◆ **Required work**: Which lines of the records contain "understand"? Collect every one of them.

# # # #

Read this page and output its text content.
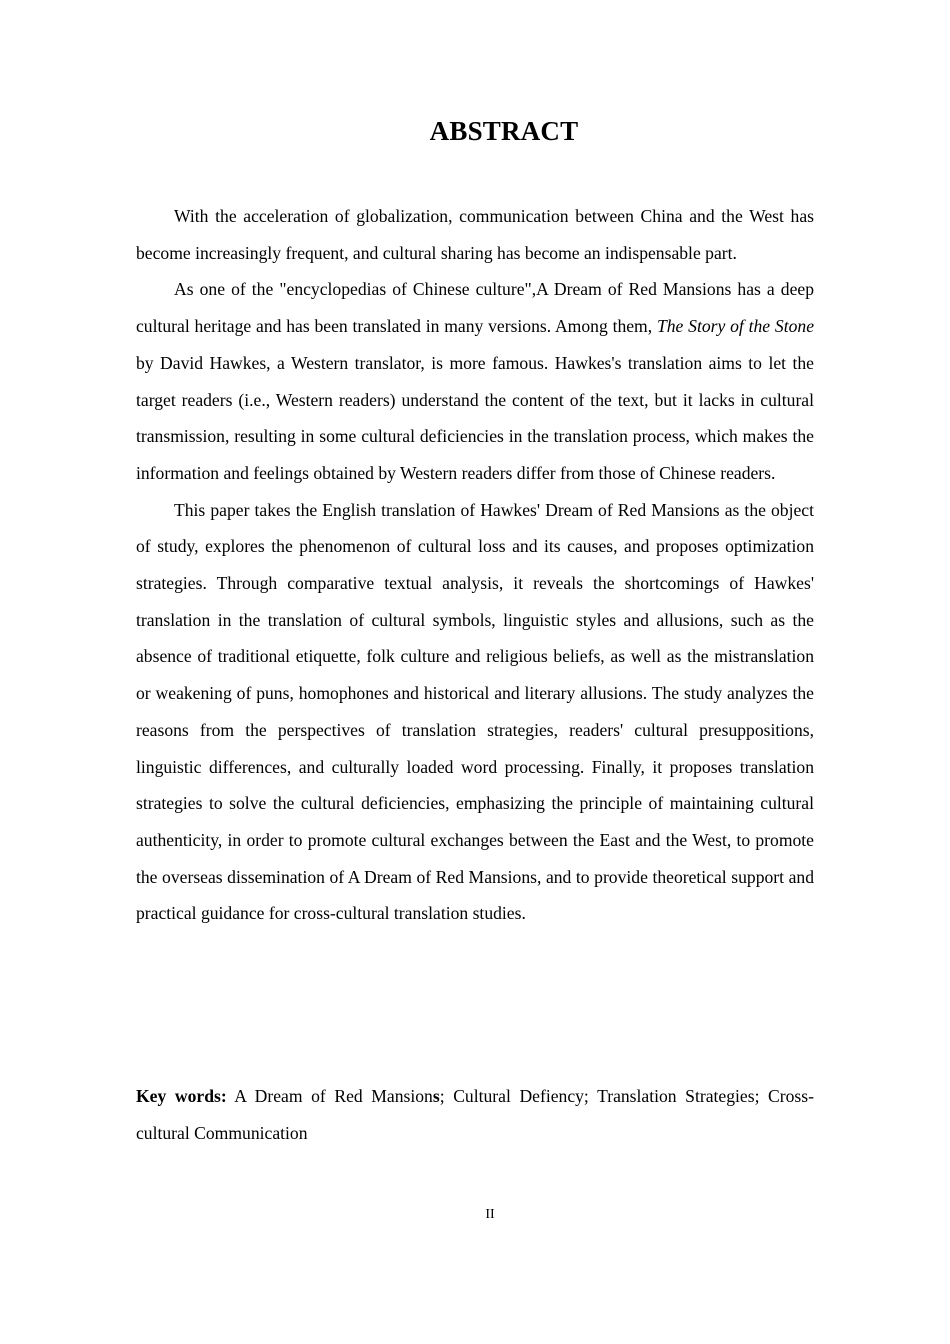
ABSTRACT

With the acceleration of globalization, communication between China and the West has become increasingly frequent, and cultural sharing has become an indispensable part.

As one of the "encyclopedias of Chinese culture",A Dream of Red Mansions has a deep cultural heritage and has been translated in many versions. Among them, The Story of the Stone by David Hawkes, a Western translator, is more famous. Hawkes's translation aims to let the target readers (i.e., Western readers) understand the content of the text, but it lacks in cultural transmission, resulting in some cultural deficiencies in the translation process, which makes the information and feelings obtained by Western readers differ from those of Chinese readers.

This paper takes the English translation of Hawkes' Dream of Red Mansions as the object of study, explores the phenomenon of cultural loss and its causes, and proposes optimization strategies. Through comparative textual analysis, it reveals the shortcomings of Hawkes' translation in the translation of cultural symbols, linguistic styles and allusions, such as the absence of traditional etiquette, folk culture and religious beliefs, as well as the mistranslation or weakening of puns, homophones and historical and literary allusions. The study analyzes the reasons from the perspectives of translation strategies, readers' cultural presuppositions, linguistic differences, and culturally loaded word processing. Finally, it proposes translation strategies to solve the cultural deficiencies, emphasizing the principle of maintaining cultural authenticity, in order to promote cultural exchanges between the East and the West, to promote the overseas dissemination of A Dream of Red Mansions, and to provide theoretical support and practical guidance for cross-cultural translation studies.

Key words: A Dream of Red Mansions; Cultural Defiency; Translation Strategies; Cross-cultural Communication

II
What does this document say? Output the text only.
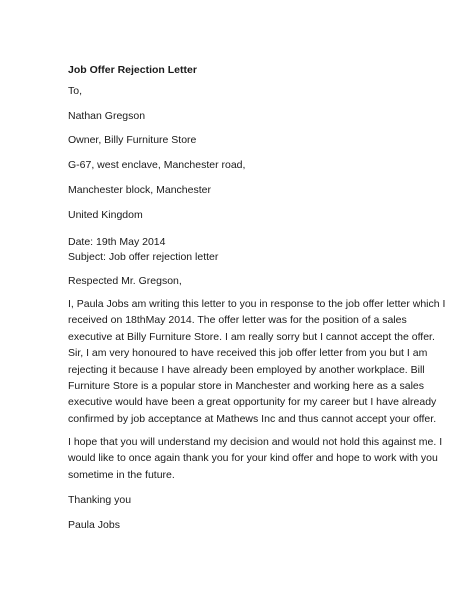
Job Offer Rejection Letter
To,
Nathan Gregson
Owner, Billy Furniture Store
G-67, west enclave, Manchester road,
Manchester block, Manchester
United Kingdom
Date: 19th May 2014
Subject: Job offer rejection letter
Respected Mr. Gregson,
I, Paula Jobs am writing this letter to you in response to the job offer letter which I
received on 18thMay 2014. The offer letter was for the position of a sales
executive at Billy Furniture Store. I am really sorry but I cannot accept the offer.
Sir, I am very honoured to have received this job offer letter from you but I am
rejecting it because I have already been employed by another workplace. Bill
Furniture Store is a popular store in Manchester and working here as a sales
executive would have been a great opportunity for my career but I have already
confirmed by job acceptance at Mathews Inc and thus cannot accept your offer.
I hope that you will understand my decision and would not hold this against me. I
would like to once again thank you for your kind offer and hope to work with you
sometime in the future.
Thanking you
Paula Jobs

# # # #

◆ **Worked answer**:
As one of the "encyclopedias of Chinese culture",A Dream of Red Mansions has a deep cultural heritage and has been translated in many versions. Among them, The Story of the Stone by David Hawkes, a Western translator, is more famous. Hawkes's translation aims to let the target readers (i.e., Western readers) understand the content of the text, but it lacks in cultural transmission, resulting in some cultural deficiencies in the translation process, which makes the information and feelings obtained by Western readers differ from those of Chinese readers.
I hope that you will understand my decision and would not hold this against me. I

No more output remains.